An exact copy of every record is needed.

[DATA RECORDS — start]

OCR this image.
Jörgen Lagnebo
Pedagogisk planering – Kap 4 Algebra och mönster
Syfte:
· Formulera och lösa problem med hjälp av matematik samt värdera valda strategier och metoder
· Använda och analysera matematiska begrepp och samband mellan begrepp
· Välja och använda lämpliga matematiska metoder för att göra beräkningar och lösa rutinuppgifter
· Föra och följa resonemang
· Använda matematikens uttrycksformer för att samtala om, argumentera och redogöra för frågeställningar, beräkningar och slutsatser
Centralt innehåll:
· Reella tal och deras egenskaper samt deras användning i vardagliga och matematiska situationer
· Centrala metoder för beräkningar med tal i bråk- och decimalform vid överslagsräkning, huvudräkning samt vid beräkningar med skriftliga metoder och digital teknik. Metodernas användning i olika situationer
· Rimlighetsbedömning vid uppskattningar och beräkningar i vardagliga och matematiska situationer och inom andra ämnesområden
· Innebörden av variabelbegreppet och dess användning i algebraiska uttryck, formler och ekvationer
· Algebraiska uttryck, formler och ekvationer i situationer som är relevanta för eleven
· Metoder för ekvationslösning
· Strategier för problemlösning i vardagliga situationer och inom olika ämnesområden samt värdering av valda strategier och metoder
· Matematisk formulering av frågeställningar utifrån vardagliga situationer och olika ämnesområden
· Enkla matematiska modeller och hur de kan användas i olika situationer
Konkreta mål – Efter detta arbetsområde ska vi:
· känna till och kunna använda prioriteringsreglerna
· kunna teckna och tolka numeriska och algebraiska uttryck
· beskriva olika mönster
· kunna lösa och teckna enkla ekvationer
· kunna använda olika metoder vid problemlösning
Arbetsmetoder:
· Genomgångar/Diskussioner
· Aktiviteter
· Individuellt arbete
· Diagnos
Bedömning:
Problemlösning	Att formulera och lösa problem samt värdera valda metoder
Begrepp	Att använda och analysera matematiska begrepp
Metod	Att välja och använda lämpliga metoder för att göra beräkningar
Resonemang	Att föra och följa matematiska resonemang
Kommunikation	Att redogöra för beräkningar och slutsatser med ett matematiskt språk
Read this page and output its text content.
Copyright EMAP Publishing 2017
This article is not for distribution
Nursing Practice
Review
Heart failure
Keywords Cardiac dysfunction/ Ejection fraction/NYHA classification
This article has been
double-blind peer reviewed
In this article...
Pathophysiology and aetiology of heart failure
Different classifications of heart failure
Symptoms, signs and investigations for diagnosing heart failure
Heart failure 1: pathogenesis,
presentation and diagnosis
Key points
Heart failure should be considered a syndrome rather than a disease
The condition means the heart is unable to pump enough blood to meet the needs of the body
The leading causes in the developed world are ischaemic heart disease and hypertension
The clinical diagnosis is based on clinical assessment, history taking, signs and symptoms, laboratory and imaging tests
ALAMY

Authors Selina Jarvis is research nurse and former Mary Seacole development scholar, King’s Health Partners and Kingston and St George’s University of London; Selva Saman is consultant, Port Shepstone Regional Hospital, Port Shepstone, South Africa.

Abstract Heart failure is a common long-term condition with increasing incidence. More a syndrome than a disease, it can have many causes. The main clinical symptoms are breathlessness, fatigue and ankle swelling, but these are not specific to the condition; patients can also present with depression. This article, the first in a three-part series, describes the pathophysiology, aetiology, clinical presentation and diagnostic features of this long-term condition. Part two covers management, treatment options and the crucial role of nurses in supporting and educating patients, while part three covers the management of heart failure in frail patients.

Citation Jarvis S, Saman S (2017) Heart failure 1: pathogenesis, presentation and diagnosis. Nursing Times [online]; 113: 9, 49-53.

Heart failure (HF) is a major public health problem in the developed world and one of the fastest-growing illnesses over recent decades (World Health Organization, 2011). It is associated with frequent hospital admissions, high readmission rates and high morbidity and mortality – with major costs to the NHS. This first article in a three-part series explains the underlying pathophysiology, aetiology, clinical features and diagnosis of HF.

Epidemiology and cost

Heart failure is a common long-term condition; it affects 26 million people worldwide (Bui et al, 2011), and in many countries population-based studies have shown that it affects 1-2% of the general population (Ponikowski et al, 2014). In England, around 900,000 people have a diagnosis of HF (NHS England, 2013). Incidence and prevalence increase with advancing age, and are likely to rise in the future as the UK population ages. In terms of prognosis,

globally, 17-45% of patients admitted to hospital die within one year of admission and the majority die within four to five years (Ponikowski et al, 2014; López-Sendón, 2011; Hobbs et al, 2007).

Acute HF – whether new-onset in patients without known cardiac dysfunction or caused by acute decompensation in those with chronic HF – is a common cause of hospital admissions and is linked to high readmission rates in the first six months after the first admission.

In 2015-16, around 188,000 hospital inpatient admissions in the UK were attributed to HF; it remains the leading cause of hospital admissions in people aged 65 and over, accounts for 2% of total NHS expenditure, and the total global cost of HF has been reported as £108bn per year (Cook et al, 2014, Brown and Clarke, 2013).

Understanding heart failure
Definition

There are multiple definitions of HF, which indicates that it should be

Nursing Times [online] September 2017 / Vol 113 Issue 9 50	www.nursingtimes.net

[DATA RECORDS — finish]

◆ **ANSWER**
OCR this image.
Jörgen Lagnebo
Pedagogisk planering – Kap 4 Algebra och mönster
Syfte:
· Formulera och lösa problem med hjälp av matematik samt värdera valda strategier och metoder
· Använda och analysera matematiska begrepp och samband mellan begrepp
· Välja och använda lämpliga matematiska metoder för att göra beräkningar och lösa rutinuppgifter
· Föra och följa resonemang
· Använda matematikens uttrycksformer för att samtala om, argumentera och redogöra för frågeställningar, beräkningar och slutsatser
Centralt innehåll:
· Reella tal och deras egenskaper samt deras användning i vardagliga och matematiska situationer
· Centrala metoder för beräkningar med tal i bråk- och decimalform vid överslagsräkning, huvudräkning samt vid beräkningar med skriftliga metoder och digital teknik. Metodernas användning i olika situationer
· Rimlighetsbedömning vid uppskattningar och beräkningar i vardagliga och matematiska situationer och inom andra ämnesområden
· Innebörden av variabelbegreppet och dess användning i algebraiska uttryck, formler och ekvationer
· Algebraiska uttryck, formler och ekvationer i situationer som är relevanta för eleven
· Metoder för ekvationslösning
· Strategier för problemlösning i vardagliga situationer och inom olika ämnesområden samt värdering av valda strategier och metoder
· Matematisk formulering av frågeställningar utifrån vardagliga situationer och olika ämnesområden
· Enkla matematiska modeller och hur de kan användas i olika situationer
Konkreta mål – Efter detta arbetsområde ska vi:
· känna till och kunna använda prioriteringsreglerna
· kunna teckna och tolka numeriska och algebraiska uttryck
· beskriva olika mönster
· kunna lösa och teckna enkla ekvationer
· kunna använda olika metoder vid problemlösning
Arbetsmetoder:
· Genomgångar/Diskussioner
· Aktiviteter
· Individuellt arbete
· Diagnos
Bedömning:
Problemlösning	Att formulera och lösa problem samt värdera valda metoder
Begrepp	Att använda och analysera matematiska begrepp
Metod	Att välja och använda lämpliga metoder för att göra beräkningar
Resonemang	Att föra och följa matematiska resonemang
Kommunikation	Att redogöra för beräkningar och slutsatser med ett matematiskt språk
Read this page and output its text content.
Copyright EMAP Publishing 2017
This article is not for distribution
Nursing Practice
Review
Heart failure
Keywords Cardiac dysfunction/ Ejection fraction/NYHA classification
This article has been
double-blind peer reviewed
In this article...
Pathophysiology and aetiology of heart failure
Different classifications of heart failure
Symptoms, signs and investigations for diagnosing heart failure
Heart failure 1: pathogenesis,
presentation and diagnosis
Key points
Heart failure should be considered a syndrome rather than a disease
The condition means the heart is unable to pump enough blood to meet the needs of the body
The leading causes in the developed world are ischaemic heart disease and hypertension
The clinical diagnosis is based on clinical assessment, history taking, signs and symptoms, laboratory and imaging tests
ALAMY

Authors Selina Jarvis is research nurse and former Mary Seacole development scholar, King’s Health Partners and Kingston and St George’s University of London; Selva Saman is consultant, Port Shepstone Regional Hospital, Port Shepstone, South Africa.

Abstract Heart failure is a common long-term condition with increasing incidence. More a syndrome than a disease, it can have many causes. The main clinical symptoms are breathlessness, fatigue and ankle swelling, but these are not specific to the condition; patients can also present with depression. This article, the first in a three-part series, describes the pathophysiology, aetiology, clinical presentation and diagnostic features of this long-term condition. Part two covers management, treatment options and the crucial role of nurses in supporting and educating patients, while part three covers the management of heart failure in frail patients.

Citation Jarvis S, Saman S (2017) Heart failure 1: pathogenesis, presentation and diagnosis. Nursing Times [online]; 113: 9, 49-53.

Heart failure (HF) is a major public health problem in the developed world and one of the fastest-growing illnesses over recent decades (World Health Organization, 2011). It is associated with frequent hospital admissions, high readmission rates and high morbidity and mortality – with major costs to the NHS. This first article in a three-part series explains the underlying pathophysiology, aetiology, clinical features and diagnosis of HF.

Epidemiology and cost

Heart failure is a common long-term condition; it affects 26 million people worldwide (Bui et al, 2011), and in many countries population-based studies have shown that it affects 1-2% of the general population (Ponikowski et al, 2014). In England, around 900,000 people have a diagnosis of HF (NHS England, 2013). Incidence and prevalence increase with advancing age, and are likely to rise in the future as the UK population ages. In terms of prognosis,

globally, 17-45% of patients admitted to hospital die within one year of admission and the majority die within four to five years (Ponikowski et al, 2014; López-Sendón, 2011; Hobbs et al, 2007).

Acute HF – whether new-onset in patients without known cardiac dysfunction or caused by acute decompensation in those with chronic HF – is a common cause of hospital admissions and is linked to high readmission rates in the first six months after the first admission.

In 2015-16, around 188,000 hospital inpatient admissions in the UK were attributed to HF; it remains the leading cause of hospital admissions in people aged 65 and over, accounts for 2% of total NHS expenditure, and the total global cost of HF has been reported as £108bn per year (Cook et al, 2014, Brown and Clarke, 2013).

Understanding heart failure
Definition

There are multiple definitions of HF, which indicates that it should be

Nursing Times [online] September 2017 / Vol 113 Issue 9 50	www.nursingtimes.net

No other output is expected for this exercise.